## 选段

====================

一、引言:
上篇文章提起关于HBase插入性能优化设计到的五个参数,从参数配置的角度给大家提供了一个性能测试环境的实验代码。根据网友的反馈,基于单线程的模式实现的数据插入毕竟有限。通过个人实测,在我的虚拟机环境下,单线程插入数据的值约为4w/s。集群指标是:CPU双核1.83,虚拟机512M内存,集群部署单点模式。本文给出了基于多线程并发模式的,测试代码案例和实测结果,希望能给大家一些启示:
二、源程序:
import org.apache.hadoop.conf.Configuration;
import org.apache.hadoop.hbase.HBaseConfiguration;
import java.io.BufferedReader;
import java.io.File;
import java.io.FileNotFoundException;
import java.io.FileReader;
import java.io.IOException;
import java.util.ArrayList;
import java.util.List;
import java.util.Random;
import org.apache.hadoop.conf.Configuration;
import org.apache.hadoop.hbase.HBaseConfiguration;
import org.apache.hadoop.hbase.client.HBaseAdmin;
import org.apache.hadoop.hbase.client.HTable;
import org.apache.hadoop.hbase.client.HTableInterface;
import org.apache.hadoop.hbase.client.HTablePool;
import org.apache.hadoop.hbase.client.Put;
public class HBaseImportEx {
static Configuration hbaseConfig = null;
public static HTablePool pool = null;
public static String tableName = "T_TEST_1";
static{
//conf = HBaseConfiguration.create();
Configuration HBASE_CONFIG = new Configuration();
HBASE_CONFIG.set("hbase.master", "192.168.230.133:60000");
HBASE_CONFIG.set("hbase.zookeeper.quorum", "192.168.230.133");
HBASE_CONFIG.set("hbase.zookeeper.property.clientPort", "2181");
hbaseConfig = HBaseConfiguration.create(HBASE_CONFIG);
pool = new HTablePool(hbaseConfig, 1000);
}
/*
* Insert Test single thread
* */
public static void SingleThreadInsert()throws IOException
{
System.out.println("---------开始SingleThreadInsert测试----------");
long start = System.currentTimeMillis();
//HTableInterface table = null;
HTable table = null;
table = (HTable)pool.getTable(tableName);
table.setAutoFlush(false);
table.setWriteBufferSize(24*1024*1024);
//构造测试数据
List<Put> list = new ArrayList<Put>();
int count = 10000;
byte[] buffer = new byte[350];
Random rand = new Random();
for(int i=0;i<count;i++)

====================

## 给定条目
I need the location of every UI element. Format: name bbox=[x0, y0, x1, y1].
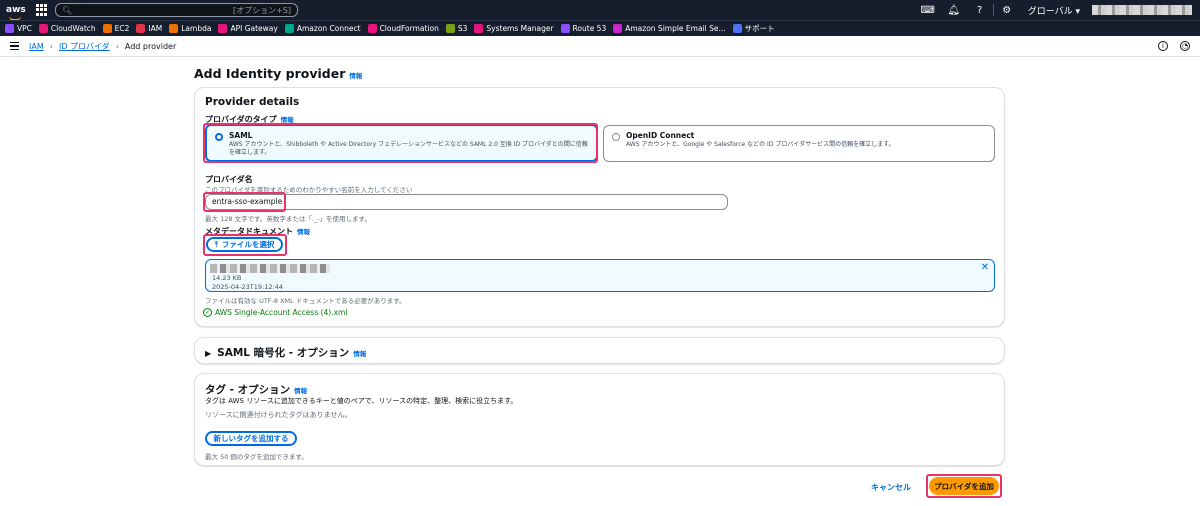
file-hint: ファイルは有効な UTF-8 XML ドキュメントである必要があります。 bbox=[205, 297, 406, 305]
page-title: Add Identity provider 情報 bbox=[194, 66, 363, 81]
service-icon bbox=[102, 24, 112, 33]
clock-icon[interactable]: ◔ bbox=[1180, 41, 1190, 51]
favorite-cloudwatch[interactable]: CloudWatch bbox=[38, 24, 96, 33]
services-menu-icon[interactable] bbox=[36, 4, 48, 16]
openid-connect-radio[interactable] bbox=[612, 133, 620, 141]
service-icon bbox=[218, 24, 228, 33]
service-icon bbox=[284, 24, 294, 33]
aws-logo[interactable]: aws bbox=[6, 6, 26, 21]
favorite-ec2[interactable]: EC2 bbox=[102, 24, 129, 33]
service-icon bbox=[445, 24, 455, 33]
check-circle-icon: ✓ bbox=[203, 308, 212, 317]
selected-file-card: 14.23 KB 2025-04-23T19:12:44 ✕ bbox=[205, 259, 995, 292]
service-icon bbox=[732, 24, 742, 33]
tags-limit-hint: 最大 50 個のタグを追加できます。 bbox=[205, 453, 308, 461]
provider-details-title: Provider details bbox=[205, 96, 300, 108]
service-icon bbox=[560, 24, 570, 33]
service-icon bbox=[136, 24, 146, 33]
upload-success-status: ✓ AWS Single-Account Access (4).xml bbox=[203, 308, 348, 317]
caret-right-icon: ▶ bbox=[205, 349, 212, 358]
tags-title: タグ - オプション bbox=[205, 384, 291, 396]
search-input[interactable]: 🔍︎ 検索 [オプション+S] bbox=[55, 3, 298, 17]
favorite-api-gateway[interactable]: API Gateway bbox=[218, 24, 278, 33]
openid-connect-option-tile[interactable]: OpenID Connect AWS アカウントと、Google や Sales… bbox=[603, 125, 995, 162]
top-navigation-bar: aws 🔍︎ 検索 [オプション+S] ⌨ 🔔︎ ? ⚙ グローバル ▾ bbox=[0, 0, 1200, 21]
info-link[interactable]: 情報 bbox=[294, 385, 307, 395]
file-size: 14.23 KB bbox=[212, 274, 242, 282]
file-name-blurred bbox=[210, 264, 330, 273]
breadcrumb-bar: IAM › ID プロバイダ › Add provider i ◔ bbox=[0, 36, 1200, 57]
main-content: Add Identity provider 情報 Provider detail… bbox=[194, 66, 1005, 498]
favorite-lambda[interactable]: Lambda bbox=[169, 24, 211, 33]
upload-icon: ⤒ bbox=[214, 239, 218, 249]
favorite-systems-manager[interactable]: Systems Manager bbox=[474, 24, 554, 33]
info-panel-icon[interactable]: i bbox=[1158, 41, 1168, 51]
info-link[interactable]: 情報 bbox=[353, 348, 366, 358]
tags-description: タグは AWS リソースに追加できるキーと値のペアで、リソースの特定、整理、検索… bbox=[205, 397, 518, 405]
provider-name-hint: 最大 128 文字です。英数字または「._-」を使用します。 bbox=[205, 215, 371, 223]
favorite-amazon-simple-email-se[interactable]: Amazon Simple Email Se... bbox=[613, 24, 726, 33]
add-tag-button[interactable]: 新しいタグを追加する bbox=[205, 431, 297, 446]
favorites-bar: VPC CloudWatch EC2 IAM Lambda API Gateway Amaz… bbox=[0, 20, 1200, 36]
chevron-right-icon: › bbox=[49, 41, 53, 51]
favorite-amazon-connect[interactable]: Amazon Connect bbox=[284, 24, 361, 33]
service-icon bbox=[474, 24, 484, 33]
tags-empty-message: リソースに関連付けられたタグはありません。 bbox=[205, 411, 352, 419]
saml-encryption-section[interactable]: ▶ SAML 暗号化 - オプション 情報 bbox=[194, 337, 1005, 364]
close-icon[interactable]: ✕ bbox=[981, 262, 989, 273]
metadata-document-label: メタデータドキュメント 情報 bbox=[205, 226, 310, 236]
breadcrumb-current: Add provider bbox=[124, 41, 177, 51]
hamburger-menu-icon[interactable] bbox=[10, 42, 19, 50]
cloudshell-icon[interactable]: ⌨ bbox=[915, 5, 941, 16]
choose-file-button[interactable]: ⤒ ファイルを選択 bbox=[206, 237, 283, 252]
service-icon bbox=[169, 24, 179, 33]
help-icon[interactable]: ? bbox=[967, 5, 993, 16]
saml-option-tile[interactable]: SAML AWS アカウントと、Shibboleth や Active Dire… bbox=[205, 124, 598, 162]
account-menu-blurred[interactable] bbox=[1092, 5, 1192, 15]
favorite-iam[interactable]: IAM bbox=[136, 24, 162, 33]
cancel-button[interactable]: キャンセル bbox=[871, 482, 911, 493]
favorite-cloudformation[interactable]: CloudFormation bbox=[367, 24, 439, 33]
favorite-s3[interactable]: S3 bbox=[445, 24, 467, 33]
breadcrumb-id-providers[interactable]: ID プロバイダ bbox=[59, 41, 110, 52]
info-link[interactable]: 情報 bbox=[281, 114, 294, 124]
gear-icon[interactable]: ⚙ bbox=[994, 5, 1020, 16]
service-icon bbox=[5, 24, 14, 33]
favorite-[interactable]: サポート bbox=[732, 23, 775, 34]
region-selector[interactable]: グローバル ▾ bbox=[1028, 4, 1080, 17]
favorite-vpc[interactable]: VPC bbox=[5, 24, 32, 33]
provider-details-card: Provider details プロバイダのタイプ 情報 SAML AWS ア… bbox=[194, 87, 1005, 327]
service-icon bbox=[367, 24, 377, 33]
service-icon bbox=[38, 24, 48, 33]
tags-card: タグ - オプション 情報 タグは AWS リソースに追加できるキーと値のペアで… bbox=[194, 373, 1005, 466]
service-icon bbox=[613, 24, 623, 33]
file-date: 2025-04-23T19:12:44 bbox=[212, 283, 283, 291]
form-footer: キャンセル プロバイダを追加 bbox=[194, 474, 1005, 498]
provider-name-input[interactable]: entra-sso-example bbox=[205, 194, 728, 210]
provider-name-description: このプロバイダを識別するためのわかりやすい名前を入力してください bbox=[205, 186, 413, 194]
info-link[interactable]: 情報 bbox=[349, 70, 362, 80]
chevron-right-icon: › bbox=[115, 41, 119, 51]
breadcrumb: IAM › ID プロバイダ › Add provider bbox=[29, 41, 176, 52]
search-icon: 🔍︎ bbox=[62, 5, 73, 15]
bell-icon[interactable]: 🔔︎ bbox=[941, 5, 967, 16]
add-provider-button[interactable]: プロバイダを追加 bbox=[929, 477, 999, 495]
info-link[interactable]: 情報 bbox=[297, 226, 310, 236]
favorite-route-53[interactable]: Route 53 bbox=[560, 24, 606, 33]
saml-radio[interactable] bbox=[215, 133, 223, 141]
breadcrumb-iam[interactable]: IAM bbox=[29, 42, 44, 51]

====================

## 任务要求
1) 根据选段判断下列说法是否与原文相符,每项回答"是"或"否",并引用原文中起决定作用的字句:(a) 作者在虚拟机环境下实测,单线程插入数据的值约为4w/s;(b) 测试集群采用多节点分布式部署;(c) 单线程插入测试中构造的测试数据条数为10000。
2) 用一到三句话说明:按选段的说法,本文为什么要给出基于多线程并发模式的测试代码?
3) 列出选段源程序中从 org.apache.hadoop.hbase.client 包导入的全部类名。

## 逐项结果
1)
(a) 是。"单线程插入数据的值约为4w/s"
(b) 否。"集群部署单点模式"
(c) 是。"int count = 10000;"

2) 网友反馈说,单线程模式下的数据插入能力毕竟有限。作者实测,在自己的虚拟机环境下单线程插入约为4w/s,所以本文给出多线程并发模式的测试代码和实测结果。

3) HBaseAdmin、HTable、HTableInterface、HTablePool、Put